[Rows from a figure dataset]
——————

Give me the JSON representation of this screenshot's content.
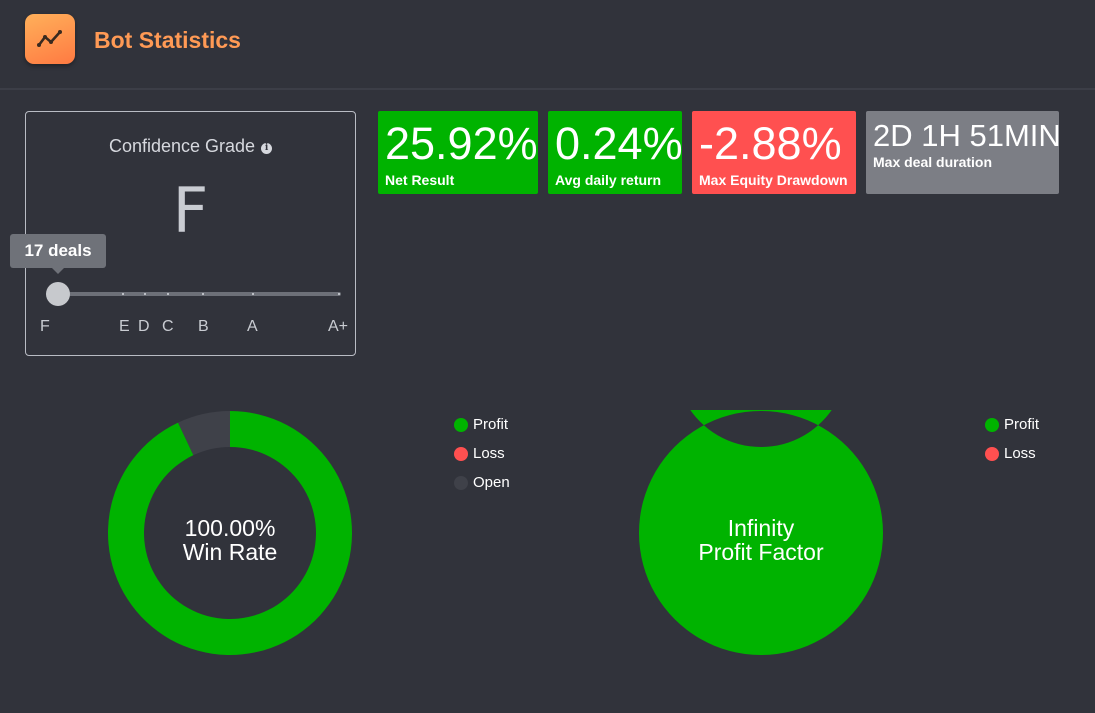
{
  "header": {
    "title": "Bot Statistics",
    "logo_icon": "trend-line-icon"
  },
  "confidence": {
    "label": "Confidence Grade",
    "info_icon": "info-icon",
    "grade": "F",
    "deals_tooltip": "17 deals",
    "scale_labels": [
      "F",
      "E",
      "D",
      "C",
      "B",
      "A",
      "A+"
    ],
    "current_position": 0
  },
  "stats": [
    {
      "value": "25.92%",
      "label": "Net Result",
      "color": "#00b300"
    },
    {
      "value": "0.24%",
      "label": "Avg daily return",
      "color": "#00b300"
    },
    {
      "value": "-2.88%",
      "label": "Max Equity Drawdown",
      "color": "#ff5050"
    },
    {
      "value": "2D 1H 51MIN",
      "label": "Max deal duration",
      "color": "#7c7e85"
    }
  ],
  "win_rate": {
    "value": "100.00%",
    "label": "Win Rate",
    "segments": [
      {
        "name": "Profit",
        "fraction": 0.93,
        "color": "#00b300"
      },
      {
        "name": "Open",
        "fraction": 0.07,
        "color": "#3f4149"
      }
    ],
    "legend": [
      {
        "name": "Profit",
        "color": "#00b300"
      },
      {
        "name": "Loss",
        "color": "#ff5050"
      },
      {
        "name": "Open",
        "color": "#3f4149"
      }
    ]
  },
  "profit_factor": {
    "value": "Infinity",
    "label": "Profit Factor",
    "segments": [
      {
        "name": "Profit",
        "fraction": 1.0,
        "color": "#00b300"
      }
    ],
    "legend": [
      {
        "name": "Profit",
        "color": "#00b300"
      },
      {
        "name": "Loss",
        "color": "#ff5050"
      }
    ]
  }
}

——————

■ **WHAT IS NEEDED**
Print all of the entries word for word. Omit the pictures they contain.

■ **ANSWER TO THE EXERCISE**
Give me the JSON representation of this screenshot's content.
{
  "header": {
    "title": "Bot Statistics",
    "logo_icon": "trend-line-icon"
  },
  "confidence": {
    "label": "Confidence Grade",
    "info_icon": "info-icon",
    "grade": "F",
    "deals_tooltip": "17 deals",
    "scale_labels": [
      "F",
      "E",
      "D",
      "C",
      "B",
      "A",
      "A+"
    ],
    "current_position": 0
  },
  "stats": [
    {
      "value": "25.92%",
      "label": "Net Result",
      "color": "#00b300"
    },
    {
      "value": "0.24%",
      "label": "Avg daily return",
      "color": "#00b300"
    },
    {
      "value": "-2.88%",
      "label": "Max Equity Drawdown",
      "color": "#ff5050"
    },
    {
      "value": "2D 1H 51MIN",
      "label": "Max deal duration",
      "color": "#7c7e85"
    }
  ],
  "win_rate": {
    "value": "100.00%",
    "label": "Win Rate",
    "segments": [
      {
        "name": "Profit",
        "fraction": 0.93,
        "color": "#00b300"
      },
      {
        "name": "Open",
        "fraction": 0.07,
        "color": "#3f4149"
      }
    ],
    "legend": [
      {
        "name": "Profit",
        "color": "#00b300"
      },
      {
        "name": "Loss",
        "color": "#ff5050"
      },
      {
        "name": "Open",
        "color": "#3f4149"
      }
    ]
  },
  "profit_factor": {
    "value": "Infinity",
    "label": "Profit Factor",
    "segments": [
      {
        "name": "Profit",
        "fraction": 1.0,
        "color": "#00b300"
      }
    ],
    "legend": [
      {
        "name": "Profit",
        "color": "#00b300"
      },
      {
        "name": "Loss",
        "color": "#ff5050"
      }
    ]
  }
}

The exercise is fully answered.